AIM
List all lines of the data containing the word "SDTVAR".
— start RECORDS SUPPLIED —
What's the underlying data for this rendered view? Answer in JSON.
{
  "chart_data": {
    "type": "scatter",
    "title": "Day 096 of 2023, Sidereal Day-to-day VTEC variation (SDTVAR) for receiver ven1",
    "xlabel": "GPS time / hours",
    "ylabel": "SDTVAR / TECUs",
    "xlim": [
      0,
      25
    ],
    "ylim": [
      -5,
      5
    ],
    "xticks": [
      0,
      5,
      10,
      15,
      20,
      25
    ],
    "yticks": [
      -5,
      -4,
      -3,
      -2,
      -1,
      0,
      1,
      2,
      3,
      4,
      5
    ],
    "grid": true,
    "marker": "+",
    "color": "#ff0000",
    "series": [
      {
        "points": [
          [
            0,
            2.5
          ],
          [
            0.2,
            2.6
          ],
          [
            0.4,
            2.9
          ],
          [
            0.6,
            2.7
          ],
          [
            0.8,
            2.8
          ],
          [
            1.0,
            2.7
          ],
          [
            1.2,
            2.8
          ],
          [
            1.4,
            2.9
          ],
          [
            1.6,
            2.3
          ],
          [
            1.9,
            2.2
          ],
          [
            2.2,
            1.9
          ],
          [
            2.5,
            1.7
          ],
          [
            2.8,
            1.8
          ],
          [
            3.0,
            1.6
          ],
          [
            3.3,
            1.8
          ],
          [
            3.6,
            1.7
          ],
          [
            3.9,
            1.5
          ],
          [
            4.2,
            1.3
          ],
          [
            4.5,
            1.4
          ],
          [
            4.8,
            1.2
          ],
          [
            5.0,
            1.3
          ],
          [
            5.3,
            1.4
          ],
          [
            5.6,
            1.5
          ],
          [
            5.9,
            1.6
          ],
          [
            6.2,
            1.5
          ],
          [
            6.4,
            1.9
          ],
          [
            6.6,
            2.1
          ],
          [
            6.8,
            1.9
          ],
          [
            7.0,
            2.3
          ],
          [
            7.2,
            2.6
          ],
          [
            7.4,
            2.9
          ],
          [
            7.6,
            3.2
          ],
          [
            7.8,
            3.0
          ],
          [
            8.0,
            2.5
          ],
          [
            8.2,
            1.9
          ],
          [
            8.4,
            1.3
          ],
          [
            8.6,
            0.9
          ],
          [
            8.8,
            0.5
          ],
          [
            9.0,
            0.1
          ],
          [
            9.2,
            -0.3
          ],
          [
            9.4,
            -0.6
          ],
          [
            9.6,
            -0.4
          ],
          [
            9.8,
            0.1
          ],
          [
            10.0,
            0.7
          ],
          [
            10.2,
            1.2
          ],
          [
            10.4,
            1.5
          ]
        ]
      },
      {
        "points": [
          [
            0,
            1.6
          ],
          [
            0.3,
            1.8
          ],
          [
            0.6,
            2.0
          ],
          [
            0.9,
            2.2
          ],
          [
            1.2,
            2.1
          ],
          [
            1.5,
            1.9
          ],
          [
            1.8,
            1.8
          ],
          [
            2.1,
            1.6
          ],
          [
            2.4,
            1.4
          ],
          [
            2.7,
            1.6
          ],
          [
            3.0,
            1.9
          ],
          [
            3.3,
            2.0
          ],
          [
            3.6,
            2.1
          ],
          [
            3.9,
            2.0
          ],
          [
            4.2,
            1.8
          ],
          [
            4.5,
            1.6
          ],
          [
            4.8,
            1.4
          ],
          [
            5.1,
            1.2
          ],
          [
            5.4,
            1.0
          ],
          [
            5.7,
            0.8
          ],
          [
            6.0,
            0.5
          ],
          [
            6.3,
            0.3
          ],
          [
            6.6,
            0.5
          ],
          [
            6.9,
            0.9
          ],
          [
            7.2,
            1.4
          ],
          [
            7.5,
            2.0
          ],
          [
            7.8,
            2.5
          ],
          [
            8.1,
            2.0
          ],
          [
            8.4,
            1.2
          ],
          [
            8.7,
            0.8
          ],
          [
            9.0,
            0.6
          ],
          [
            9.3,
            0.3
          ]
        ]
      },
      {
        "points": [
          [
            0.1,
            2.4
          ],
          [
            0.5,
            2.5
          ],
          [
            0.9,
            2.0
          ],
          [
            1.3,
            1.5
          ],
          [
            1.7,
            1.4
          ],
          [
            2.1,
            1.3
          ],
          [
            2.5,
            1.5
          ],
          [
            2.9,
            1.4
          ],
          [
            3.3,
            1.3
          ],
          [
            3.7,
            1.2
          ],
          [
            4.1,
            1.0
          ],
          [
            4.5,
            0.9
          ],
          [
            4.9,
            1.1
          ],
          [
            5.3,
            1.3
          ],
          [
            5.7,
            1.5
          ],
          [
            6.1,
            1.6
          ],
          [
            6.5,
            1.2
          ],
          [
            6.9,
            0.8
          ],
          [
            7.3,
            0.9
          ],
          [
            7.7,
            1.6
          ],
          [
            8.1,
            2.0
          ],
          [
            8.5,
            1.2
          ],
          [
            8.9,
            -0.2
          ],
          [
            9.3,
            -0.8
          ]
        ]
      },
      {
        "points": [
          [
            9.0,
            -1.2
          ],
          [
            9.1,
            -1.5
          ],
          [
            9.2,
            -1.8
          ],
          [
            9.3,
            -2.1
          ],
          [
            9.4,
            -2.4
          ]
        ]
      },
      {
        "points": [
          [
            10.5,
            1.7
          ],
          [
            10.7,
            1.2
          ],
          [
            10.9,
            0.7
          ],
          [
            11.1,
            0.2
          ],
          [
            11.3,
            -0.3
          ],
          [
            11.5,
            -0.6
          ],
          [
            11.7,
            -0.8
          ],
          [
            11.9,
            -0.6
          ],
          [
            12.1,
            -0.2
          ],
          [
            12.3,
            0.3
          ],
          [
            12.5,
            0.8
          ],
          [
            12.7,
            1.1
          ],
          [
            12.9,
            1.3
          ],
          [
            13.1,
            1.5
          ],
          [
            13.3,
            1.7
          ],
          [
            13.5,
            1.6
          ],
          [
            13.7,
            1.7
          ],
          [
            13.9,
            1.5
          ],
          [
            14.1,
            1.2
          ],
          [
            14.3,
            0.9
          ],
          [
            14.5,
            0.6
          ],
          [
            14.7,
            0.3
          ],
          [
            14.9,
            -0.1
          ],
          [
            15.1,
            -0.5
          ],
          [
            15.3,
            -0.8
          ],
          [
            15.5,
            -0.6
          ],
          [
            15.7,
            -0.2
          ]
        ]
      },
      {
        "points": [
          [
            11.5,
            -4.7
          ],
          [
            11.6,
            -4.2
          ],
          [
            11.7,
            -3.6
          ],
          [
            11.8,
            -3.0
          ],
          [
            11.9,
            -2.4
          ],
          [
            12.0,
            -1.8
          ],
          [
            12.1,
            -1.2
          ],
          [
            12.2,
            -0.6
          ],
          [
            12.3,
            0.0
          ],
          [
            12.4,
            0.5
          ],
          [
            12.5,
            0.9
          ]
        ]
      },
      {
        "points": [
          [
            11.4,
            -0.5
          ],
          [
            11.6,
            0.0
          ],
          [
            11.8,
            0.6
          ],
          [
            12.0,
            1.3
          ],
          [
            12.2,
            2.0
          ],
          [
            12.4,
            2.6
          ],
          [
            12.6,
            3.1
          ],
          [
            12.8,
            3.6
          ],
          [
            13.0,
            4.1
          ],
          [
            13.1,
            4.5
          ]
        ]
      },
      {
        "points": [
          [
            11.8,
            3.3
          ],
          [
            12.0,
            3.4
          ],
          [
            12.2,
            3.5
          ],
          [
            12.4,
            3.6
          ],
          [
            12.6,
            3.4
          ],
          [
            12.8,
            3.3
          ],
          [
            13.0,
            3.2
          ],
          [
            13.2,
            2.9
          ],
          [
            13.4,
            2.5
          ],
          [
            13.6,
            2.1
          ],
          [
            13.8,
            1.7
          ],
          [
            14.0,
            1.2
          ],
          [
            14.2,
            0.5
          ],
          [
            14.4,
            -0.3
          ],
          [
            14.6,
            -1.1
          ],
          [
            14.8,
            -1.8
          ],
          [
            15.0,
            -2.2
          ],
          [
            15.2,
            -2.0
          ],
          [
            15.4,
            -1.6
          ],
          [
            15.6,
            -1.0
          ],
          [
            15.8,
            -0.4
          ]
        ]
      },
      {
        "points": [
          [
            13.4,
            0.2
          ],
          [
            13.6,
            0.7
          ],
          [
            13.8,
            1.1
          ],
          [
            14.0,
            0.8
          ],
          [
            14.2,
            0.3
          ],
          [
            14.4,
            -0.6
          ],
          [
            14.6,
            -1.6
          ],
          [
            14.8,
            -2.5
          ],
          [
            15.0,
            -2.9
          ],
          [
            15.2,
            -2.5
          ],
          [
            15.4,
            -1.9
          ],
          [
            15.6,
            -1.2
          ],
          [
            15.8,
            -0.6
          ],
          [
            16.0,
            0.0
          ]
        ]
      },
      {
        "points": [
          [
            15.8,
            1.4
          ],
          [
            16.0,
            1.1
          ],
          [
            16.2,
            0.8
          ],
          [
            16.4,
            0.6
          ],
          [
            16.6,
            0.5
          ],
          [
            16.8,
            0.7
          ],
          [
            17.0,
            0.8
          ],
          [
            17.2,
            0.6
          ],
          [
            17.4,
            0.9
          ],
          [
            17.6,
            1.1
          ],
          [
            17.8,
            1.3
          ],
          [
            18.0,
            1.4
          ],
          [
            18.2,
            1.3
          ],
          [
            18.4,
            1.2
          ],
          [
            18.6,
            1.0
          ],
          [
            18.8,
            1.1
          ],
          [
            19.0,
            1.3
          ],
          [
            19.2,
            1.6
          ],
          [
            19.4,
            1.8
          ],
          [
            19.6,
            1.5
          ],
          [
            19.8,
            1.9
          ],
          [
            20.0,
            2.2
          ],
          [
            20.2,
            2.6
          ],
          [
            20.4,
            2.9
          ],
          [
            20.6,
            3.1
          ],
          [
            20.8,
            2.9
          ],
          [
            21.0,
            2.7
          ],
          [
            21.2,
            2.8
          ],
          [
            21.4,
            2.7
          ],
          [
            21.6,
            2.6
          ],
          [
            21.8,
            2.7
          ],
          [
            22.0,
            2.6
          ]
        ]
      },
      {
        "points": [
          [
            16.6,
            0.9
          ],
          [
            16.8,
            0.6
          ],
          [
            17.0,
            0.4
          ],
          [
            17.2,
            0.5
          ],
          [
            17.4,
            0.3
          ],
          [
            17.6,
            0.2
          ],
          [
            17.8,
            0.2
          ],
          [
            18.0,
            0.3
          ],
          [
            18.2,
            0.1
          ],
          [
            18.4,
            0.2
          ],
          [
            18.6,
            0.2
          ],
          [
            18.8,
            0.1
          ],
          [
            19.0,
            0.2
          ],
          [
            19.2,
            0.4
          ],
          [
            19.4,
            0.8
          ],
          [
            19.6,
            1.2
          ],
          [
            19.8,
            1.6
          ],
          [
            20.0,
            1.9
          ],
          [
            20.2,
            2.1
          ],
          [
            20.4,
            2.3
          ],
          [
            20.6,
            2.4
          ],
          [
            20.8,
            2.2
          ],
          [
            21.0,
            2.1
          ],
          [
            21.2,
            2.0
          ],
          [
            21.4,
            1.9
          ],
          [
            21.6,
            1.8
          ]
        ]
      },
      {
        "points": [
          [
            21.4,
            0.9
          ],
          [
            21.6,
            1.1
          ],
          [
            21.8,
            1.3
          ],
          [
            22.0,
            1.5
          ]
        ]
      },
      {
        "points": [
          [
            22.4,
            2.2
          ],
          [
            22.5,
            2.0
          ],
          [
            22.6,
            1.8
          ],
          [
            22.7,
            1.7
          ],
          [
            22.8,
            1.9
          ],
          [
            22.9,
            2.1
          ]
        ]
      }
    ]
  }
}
— end RECORDS SUPPLIED —
WRITTEN ANSWER
    "title": "Day 096 of 2023, Sidereal Day-to-day VTEC variation (SDTVAR) for receiver ven1",
    "ylabel": "SDTVAR / TECUs",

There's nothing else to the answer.